Directions for this task — Give an exact transcription of every line, dropping the images.

Data excerpts —
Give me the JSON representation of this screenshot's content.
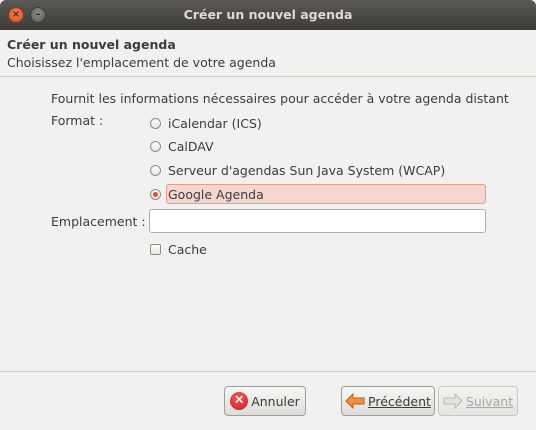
{
  "window": {
    "title": "Créer un nouvel agenda"
  },
  "header": {
    "title": "Créer un nouvel agenda",
    "subtitle": "Choisissez l'emplacement de votre agenda"
  },
  "content": {
    "description": "Fournit les informations nécessaires pour accéder à votre agenda distant",
    "format_label": "Format :",
    "formats": [
      {
        "label": "iCalendar (ICS)",
        "selected": false
      },
      {
        "label": "CalDAV",
        "selected": false
      },
      {
        "label": "Serveur d'agendas Sun Java System (WCAP)",
        "selected": false
      },
      {
        "label": "Google Agenda",
        "selected": true
      }
    ],
    "location_label": "Emplacement :",
    "location_value": "",
    "cache_label": "Cache",
    "cache_checked": false
  },
  "footer": {
    "cancel_label": "Annuler",
    "previous_label": "Précédent",
    "next_label": "Suivant"
  },
  "colors": {
    "accent": "#d65a25",
    "selection": "#f7d6cf"
  }
}
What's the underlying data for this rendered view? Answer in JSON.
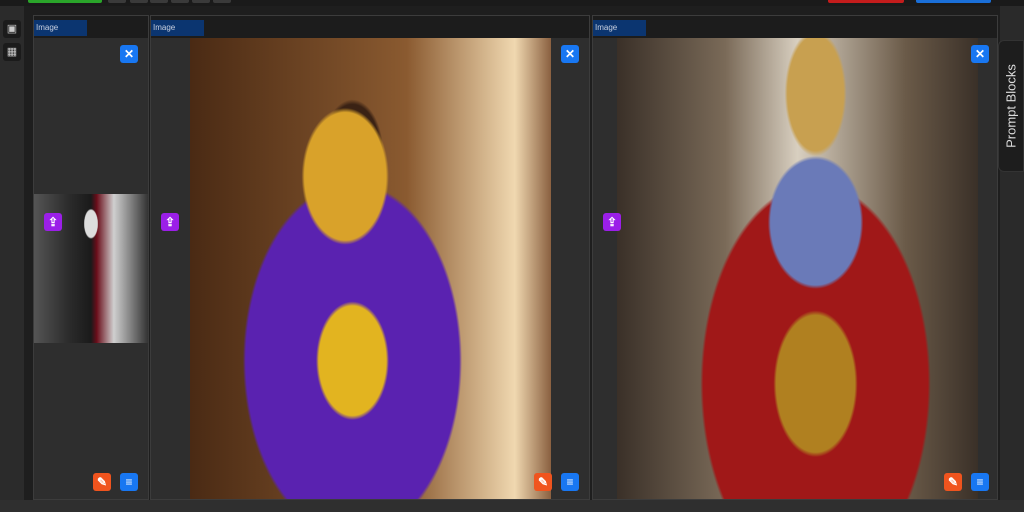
{
  "panels": [
    {
      "tab": "Image"
    },
    {
      "tab": "Image"
    },
    {
      "tab": "Image"
    }
  ],
  "sidebar": {
    "title": "Prompt Blocks"
  },
  "colors": {
    "accent": "#1877f2",
    "purple": "#9b1fe8",
    "orange": "#f0541e",
    "tab": "#0b3570"
  }
}
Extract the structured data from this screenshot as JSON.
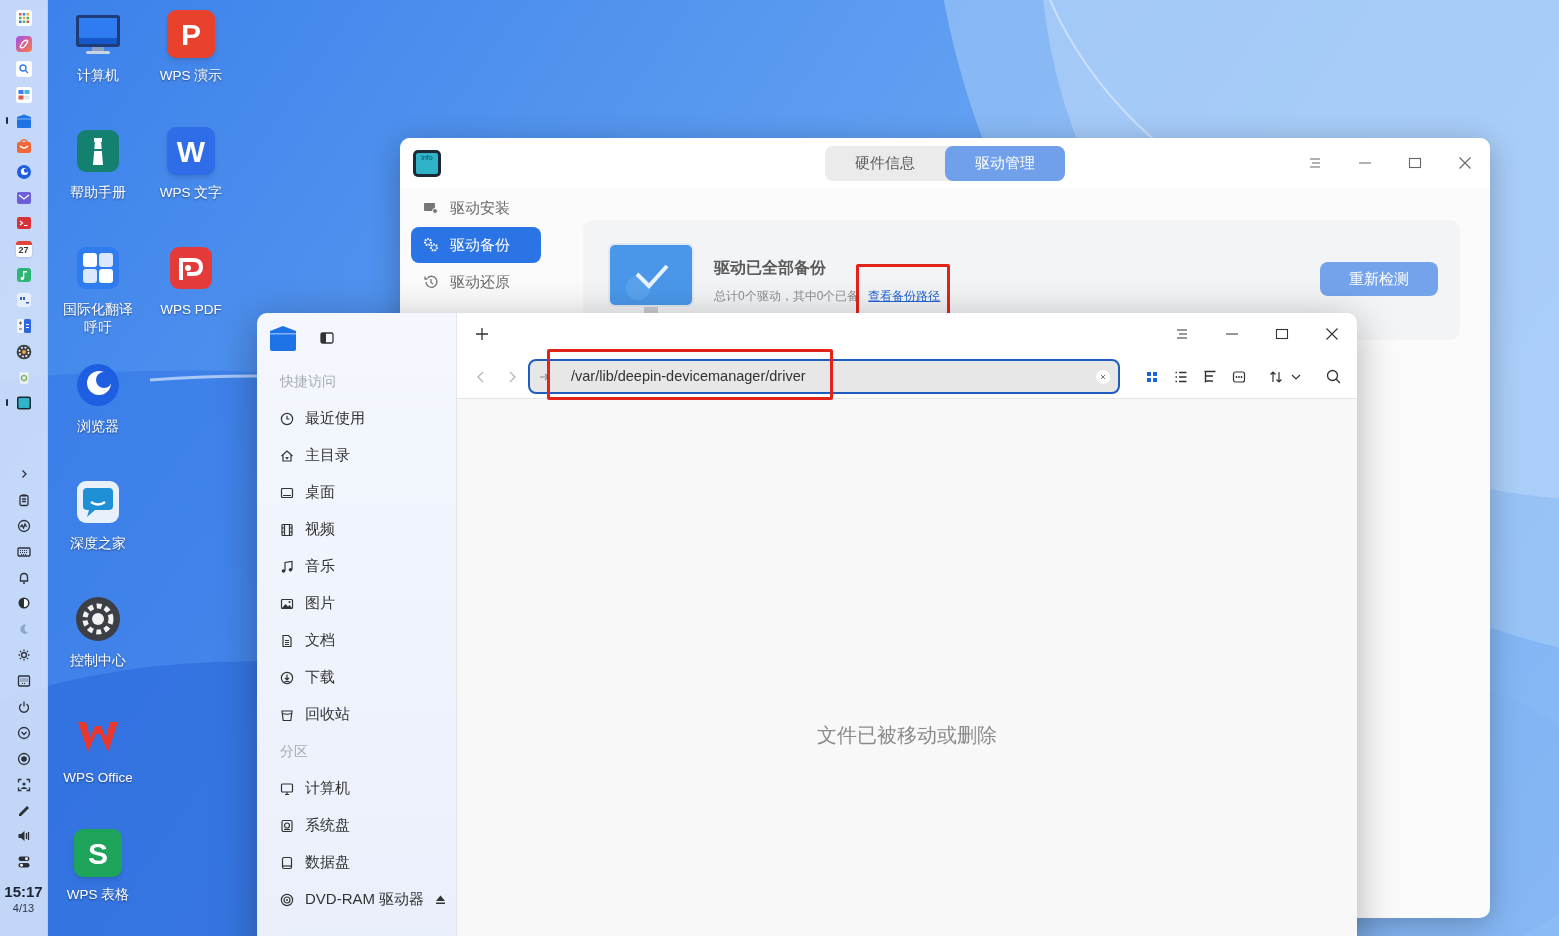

Written answer —
Give me the JSON representation of this screenshot's content.
{
  "window": {
    "title": "Créer un nouvel agenda"
  },
  "header": {
    "title": "Créer un nouvel agenda",
    "subtitle": "Choisissez l'emplacement de votre agenda"
  },
  "content": {
    "description": "Fournit les informations nécessaires pour accéder à votre agenda distant",
    "format_label": "Format :",
    "formats": [
      {
        "label": "iCalendar (ICS)",
        "selected": false
      },
      {
        "label": "CalDAV",
        "selected": false
      },
      {
        "label": "Serveur d'agendas Sun Java System (WCAP)",
        "selected": false
      },
      {
        "label": "Google Agenda",
        "selected": true
      }
    ],
    "location_label": "Emplacement :",
    "location_value": "",
    "cache_label": "Cache",
    "cache_checked": false
  },
  "footer": {
    "cancel_label": "Annuler",
    "previous_label": "Précédent",
    "next_label": "Suivant"
  },
  "colors": {
    "accent": "#d65a25",
    "selection": "#f7d6cf"
  }
}
What's the underlying data for this rendered view? Answer in JSON.
{
  "panels": [
    {
      "tab": "Image"
    },
    {
      "tab": "Image"
    },
    {
      "tab": "Image"
    }
  ],
  "sidebar": {
    "title": "Prompt Blocks"
  },
  "colors": {
    "accent": "#1877f2",
    "purple": "#9b1fe8",
    "orange": "#f0541e",
    "tab": "#0b3570"
  }
}
Extract the structured data from this screenshot as JSON.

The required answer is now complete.